- Written task
From the records below, give the number of lines that contain the string "Gondzio", without any other text.

- Task data
○ ○ ○ ○

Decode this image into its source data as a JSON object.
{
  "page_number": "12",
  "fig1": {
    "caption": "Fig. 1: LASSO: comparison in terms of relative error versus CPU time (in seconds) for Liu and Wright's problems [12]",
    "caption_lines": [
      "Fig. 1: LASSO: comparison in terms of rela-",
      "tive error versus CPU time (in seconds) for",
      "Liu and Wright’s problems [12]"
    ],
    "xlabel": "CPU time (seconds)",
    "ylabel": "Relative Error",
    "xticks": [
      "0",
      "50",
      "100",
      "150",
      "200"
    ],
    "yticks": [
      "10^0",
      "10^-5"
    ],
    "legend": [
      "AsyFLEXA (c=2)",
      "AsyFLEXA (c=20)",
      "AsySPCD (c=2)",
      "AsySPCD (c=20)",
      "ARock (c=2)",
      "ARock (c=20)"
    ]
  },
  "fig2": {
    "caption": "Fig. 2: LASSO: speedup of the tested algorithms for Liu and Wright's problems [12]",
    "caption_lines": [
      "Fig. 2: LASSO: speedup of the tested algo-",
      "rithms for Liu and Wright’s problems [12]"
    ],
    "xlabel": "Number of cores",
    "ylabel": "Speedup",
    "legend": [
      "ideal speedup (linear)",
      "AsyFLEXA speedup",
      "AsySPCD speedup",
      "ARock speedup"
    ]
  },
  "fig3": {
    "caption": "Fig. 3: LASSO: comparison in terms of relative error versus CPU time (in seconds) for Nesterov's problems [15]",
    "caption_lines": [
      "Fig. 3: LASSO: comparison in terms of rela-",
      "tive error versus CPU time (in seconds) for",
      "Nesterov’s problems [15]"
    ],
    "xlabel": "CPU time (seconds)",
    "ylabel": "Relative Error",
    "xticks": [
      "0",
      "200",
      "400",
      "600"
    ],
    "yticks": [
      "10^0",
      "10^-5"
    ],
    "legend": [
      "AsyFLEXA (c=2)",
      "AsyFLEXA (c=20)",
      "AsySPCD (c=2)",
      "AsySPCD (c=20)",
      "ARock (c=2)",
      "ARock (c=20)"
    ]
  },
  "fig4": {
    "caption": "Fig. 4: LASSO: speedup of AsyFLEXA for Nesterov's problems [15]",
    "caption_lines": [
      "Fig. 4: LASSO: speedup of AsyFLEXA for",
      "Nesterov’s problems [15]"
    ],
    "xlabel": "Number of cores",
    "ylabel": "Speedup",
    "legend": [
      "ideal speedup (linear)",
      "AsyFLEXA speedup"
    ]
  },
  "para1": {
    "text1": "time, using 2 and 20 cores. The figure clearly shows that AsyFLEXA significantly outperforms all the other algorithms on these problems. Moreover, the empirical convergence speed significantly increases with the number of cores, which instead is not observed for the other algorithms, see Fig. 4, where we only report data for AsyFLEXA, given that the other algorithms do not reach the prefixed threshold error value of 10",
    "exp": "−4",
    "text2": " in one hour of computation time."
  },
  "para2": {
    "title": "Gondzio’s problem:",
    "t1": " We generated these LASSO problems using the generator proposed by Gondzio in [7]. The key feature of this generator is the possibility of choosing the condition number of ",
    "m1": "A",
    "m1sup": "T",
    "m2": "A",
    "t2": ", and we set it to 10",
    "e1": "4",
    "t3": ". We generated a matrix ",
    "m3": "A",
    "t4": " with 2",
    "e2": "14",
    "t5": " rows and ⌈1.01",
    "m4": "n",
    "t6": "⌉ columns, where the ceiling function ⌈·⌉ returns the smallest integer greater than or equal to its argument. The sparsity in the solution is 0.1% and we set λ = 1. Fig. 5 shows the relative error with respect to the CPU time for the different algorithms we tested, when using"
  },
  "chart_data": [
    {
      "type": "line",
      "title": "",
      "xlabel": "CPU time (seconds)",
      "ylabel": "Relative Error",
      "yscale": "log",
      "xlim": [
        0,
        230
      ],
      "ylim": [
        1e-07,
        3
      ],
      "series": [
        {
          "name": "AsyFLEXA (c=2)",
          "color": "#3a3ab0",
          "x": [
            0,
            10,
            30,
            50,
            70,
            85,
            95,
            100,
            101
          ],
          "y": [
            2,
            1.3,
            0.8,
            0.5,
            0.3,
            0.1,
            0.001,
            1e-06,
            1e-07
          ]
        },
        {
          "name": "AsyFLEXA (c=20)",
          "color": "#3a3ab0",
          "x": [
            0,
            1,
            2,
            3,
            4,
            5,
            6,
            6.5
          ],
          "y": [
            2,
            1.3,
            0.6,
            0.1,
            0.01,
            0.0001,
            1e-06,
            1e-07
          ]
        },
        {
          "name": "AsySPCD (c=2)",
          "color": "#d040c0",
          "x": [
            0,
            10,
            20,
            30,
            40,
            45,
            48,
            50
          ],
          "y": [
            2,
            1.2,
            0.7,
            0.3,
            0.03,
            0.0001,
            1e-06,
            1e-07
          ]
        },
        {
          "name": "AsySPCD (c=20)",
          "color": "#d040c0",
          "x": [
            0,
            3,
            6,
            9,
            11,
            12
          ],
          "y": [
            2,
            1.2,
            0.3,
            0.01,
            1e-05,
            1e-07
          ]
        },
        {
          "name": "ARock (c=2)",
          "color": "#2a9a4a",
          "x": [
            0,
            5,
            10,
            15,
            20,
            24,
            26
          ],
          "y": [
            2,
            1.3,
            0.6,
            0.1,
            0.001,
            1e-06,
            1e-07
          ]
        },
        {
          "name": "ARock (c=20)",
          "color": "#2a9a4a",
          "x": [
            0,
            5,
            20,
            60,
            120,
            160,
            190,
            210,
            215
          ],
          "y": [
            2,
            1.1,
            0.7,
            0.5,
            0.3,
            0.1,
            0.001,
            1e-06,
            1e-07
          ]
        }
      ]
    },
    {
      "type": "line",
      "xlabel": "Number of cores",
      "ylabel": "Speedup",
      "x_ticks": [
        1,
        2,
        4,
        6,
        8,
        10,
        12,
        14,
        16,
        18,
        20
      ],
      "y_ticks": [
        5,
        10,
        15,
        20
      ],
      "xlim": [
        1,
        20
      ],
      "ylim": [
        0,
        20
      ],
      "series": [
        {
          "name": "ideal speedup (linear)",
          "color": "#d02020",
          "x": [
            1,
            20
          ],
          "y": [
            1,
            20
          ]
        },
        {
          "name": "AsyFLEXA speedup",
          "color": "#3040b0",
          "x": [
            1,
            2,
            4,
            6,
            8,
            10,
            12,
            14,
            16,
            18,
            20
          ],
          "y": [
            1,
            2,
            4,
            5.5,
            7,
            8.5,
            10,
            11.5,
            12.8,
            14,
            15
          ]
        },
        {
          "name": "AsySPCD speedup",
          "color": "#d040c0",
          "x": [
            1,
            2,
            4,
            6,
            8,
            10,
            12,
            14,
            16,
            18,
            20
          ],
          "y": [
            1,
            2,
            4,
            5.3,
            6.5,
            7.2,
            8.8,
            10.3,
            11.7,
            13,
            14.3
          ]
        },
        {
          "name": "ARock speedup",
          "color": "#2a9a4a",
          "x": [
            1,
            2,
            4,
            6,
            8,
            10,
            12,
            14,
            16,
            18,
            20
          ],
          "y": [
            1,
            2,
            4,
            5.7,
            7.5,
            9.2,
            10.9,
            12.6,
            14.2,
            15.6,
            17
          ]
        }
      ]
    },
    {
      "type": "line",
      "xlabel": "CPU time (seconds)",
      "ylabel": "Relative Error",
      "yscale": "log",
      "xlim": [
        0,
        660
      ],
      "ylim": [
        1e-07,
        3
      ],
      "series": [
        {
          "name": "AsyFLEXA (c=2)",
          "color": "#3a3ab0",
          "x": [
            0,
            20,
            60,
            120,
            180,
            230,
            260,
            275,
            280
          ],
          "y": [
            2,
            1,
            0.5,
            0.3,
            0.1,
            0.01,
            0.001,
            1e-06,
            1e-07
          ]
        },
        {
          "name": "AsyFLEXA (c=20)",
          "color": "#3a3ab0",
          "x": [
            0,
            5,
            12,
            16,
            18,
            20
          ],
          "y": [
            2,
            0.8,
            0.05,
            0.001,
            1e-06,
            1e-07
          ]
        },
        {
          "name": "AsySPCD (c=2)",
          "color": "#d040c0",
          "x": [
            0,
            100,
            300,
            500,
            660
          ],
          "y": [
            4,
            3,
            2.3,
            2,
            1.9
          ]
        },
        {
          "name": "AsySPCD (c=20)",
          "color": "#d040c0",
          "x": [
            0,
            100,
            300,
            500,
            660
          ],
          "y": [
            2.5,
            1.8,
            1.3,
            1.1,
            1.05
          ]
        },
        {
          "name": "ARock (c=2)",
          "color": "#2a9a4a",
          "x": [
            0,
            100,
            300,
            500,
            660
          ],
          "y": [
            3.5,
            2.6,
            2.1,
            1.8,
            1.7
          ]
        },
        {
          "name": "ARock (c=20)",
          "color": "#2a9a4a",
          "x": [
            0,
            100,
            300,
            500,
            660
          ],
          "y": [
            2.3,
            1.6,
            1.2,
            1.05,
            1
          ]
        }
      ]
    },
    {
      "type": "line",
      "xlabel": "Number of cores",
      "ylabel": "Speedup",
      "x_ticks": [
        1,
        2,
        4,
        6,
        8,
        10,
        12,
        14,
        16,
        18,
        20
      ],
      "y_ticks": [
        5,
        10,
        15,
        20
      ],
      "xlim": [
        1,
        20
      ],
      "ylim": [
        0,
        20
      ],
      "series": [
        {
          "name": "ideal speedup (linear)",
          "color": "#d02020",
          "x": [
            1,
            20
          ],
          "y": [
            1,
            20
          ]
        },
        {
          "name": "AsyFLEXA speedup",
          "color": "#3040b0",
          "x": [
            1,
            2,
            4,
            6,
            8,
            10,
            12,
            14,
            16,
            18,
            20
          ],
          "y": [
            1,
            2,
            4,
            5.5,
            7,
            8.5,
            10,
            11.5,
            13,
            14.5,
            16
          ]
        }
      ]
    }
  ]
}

○ ○ ○ ○

- Reply to the exercise
2